(GOAL):
Copy the records below exactly, leaving out any pictures.

(Stored data)
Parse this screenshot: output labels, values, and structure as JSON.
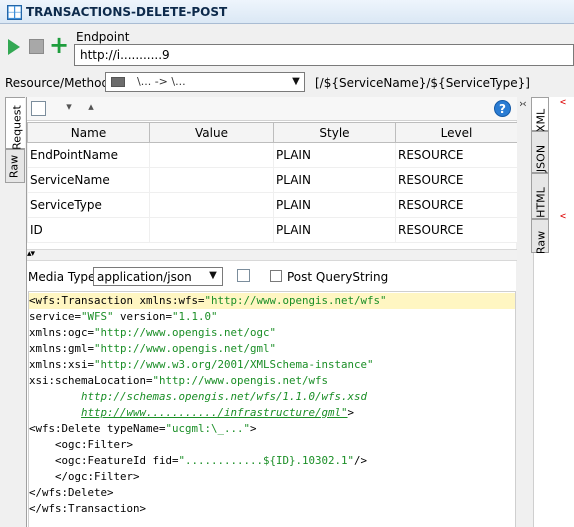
{
  "window": {
    "title": "TRANSACTIONS-DELETE-POST"
  },
  "request": {
    "endpoint_label": "Endpoint",
    "endpoint_value": "http://i...........9",
    "resource_label": "Resource/Method:",
    "resource_value": "\\... -> \\...",
    "resource_path": "[/${ServiceName}/${ServiceType}]"
  },
  "tabs": {
    "left": [
      "Request",
      "Raw"
    ],
    "right": [
      "XML",
      "JSON",
      "HTML",
      "Raw"
    ]
  },
  "params": {
    "headers": [
      "Name",
      "Value",
      "Style",
      "Level"
    ],
    "rows": [
      [
        "EndPointName",
        "",
        "PLAIN",
        "RESOURCE"
      ],
      [
        "ServiceName",
        "",
        "PLAIN",
        "RESOURCE"
      ],
      [
        "ServiceType",
        "",
        "PLAIN",
        "RESOURCE"
      ],
      [
        "ID",
        "",
        "PLAIN",
        "RESOURCE"
      ]
    ]
  },
  "media": {
    "label": "Media Type",
    "value": "application/json",
    "post_querystring": "Post QueryString"
  },
  "body": {
    "lines": [
      [
        "<wfs:Transaction xmlns:wfs=",
        "\"http://www.opengis.net/wfs\""
      ],
      [
        "service=",
        "\"WFS\"",
        " version=",
        "\"1.1.0\""
      ],
      [
        "xmlns:ogc=",
        "\"http://www.opengis.net/ogc\""
      ],
      [
        "xmlns:gml=",
        "\"http://www.opengis.net/gml\""
      ],
      [
        "xmlns:xsi=",
        "\"http://www.w3.org/2001/XMLSchema-instance\""
      ],
      [
        "xsi:schemaLocation=",
        "\"http://www.opengis.net/wfs"
      ],
      [
        "        ",
        "http://schemas.opengis.net/wfs/1.1.0/wfs.xsd"
      ],
      [
        "        ",
        "http://www.........../infrastructure/gml\"",
        ">"
      ],
      [
        "<wfs:Delete typeName=",
        "\"ucgml:\\_...\"",
        ">"
      ],
      [
        "    <ogc:Filter>"
      ],
      [
        "    <ogc:FeatureId fid=",
        "\"............${ID}.10302.1\"",
        "/>"
      ],
      [
        "    </ogc:Filter>"
      ],
      [
        "</wfs:Delete>"
      ],
      [
        "</wfs:Transaction>"
      ]
    ]
  }
}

(OUTPUT FOR THIS TASK):
Parse this screenshot: output labels, values, and structure as JSON.
{
  "window": {
    "title": "TRANSACTIONS-DELETE-POST"
  },
  "request": {
    "endpoint_label": "Endpoint",
    "endpoint_value": "http://i...........9",
    "resource_label": "Resource/Method:",
    "resource_value": "\\... -> \\...",
    "resource_path": "[/${ServiceName}/${ServiceType}]"
  },
  "tabs": {
    "left": [
      "Request",
      "Raw"
    ],
    "right": [
      "XML",
      "JSON",
      "HTML",
      "Raw"
    ]
  },
  "params": {
    "headers": [
      "Name",
      "Value",
      "Style",
      "Level"
    ],
    "rows": [
      [
        "EndPointName",
        "",
        "PLAIN",
        "RESOURCE"
      ],
      [
        "ServiceName",
        "",
        "PLAIN",
        "RESOURCE"
      ],
      [
        "ServiceType",
        "",
        "PLAIN",
        "RESOURCE"
      ],
      [
        "ID",
        "",
        "PLAIN",
        "RESOURCE"
      ]
    ]
  },
  "media": {
    "label": "Media Type",
    "value": "application/json",
    "post_querystring": "Post QueryString"
  },
  "body": {
    "lines": [
      [
        "<wfs:Transaction xmlns:wfs=",
        "\"http://www.opengis.net/wfs\""
      ],
      [
        "service=",
        "\"WFS\"",
        " version=",
        "\"1.1.0\""
      ],
      [
        "xmlns:ogc=",
        "\"http://www.opengis.net/ogc\""
      ],
      [
        "xmlns:gml=",
        "\"http://www.opengis.net/gml\""
      ],
      [
        "xmlns:xsi=",
        "\"http://www.w3.org/2001/XMLSchema-instance\""
      ],
      [
        "xsi:schemaLocation=",
        "\"http://www.opengis.net/wfs"
      ],
      [
        "        ",
        "http://schemas.opengis.net/wfs/1.1.0/wfs.xsd"
      ],
      [
        "        ",
        "http://www.........../infrastructure/gml\"",
        ">"
      ],
      [
        "<wfs:Delete typeName=",
        "\"ucgml:\\_...\"",
        ">"
      ],
      [
        "    <ogc:Filter>"
      ],
      [
        "    <ogc:FeatureId fid=",
        "\"............${ID}.10302.1\"",
        "/>"
      ],
      [
        "    </ogc:Filter>"
      ],
      [
        "</wfs:Delete>"
      ],
      [
        "</wfs:Transaction>"
      ]
    ]
  }
}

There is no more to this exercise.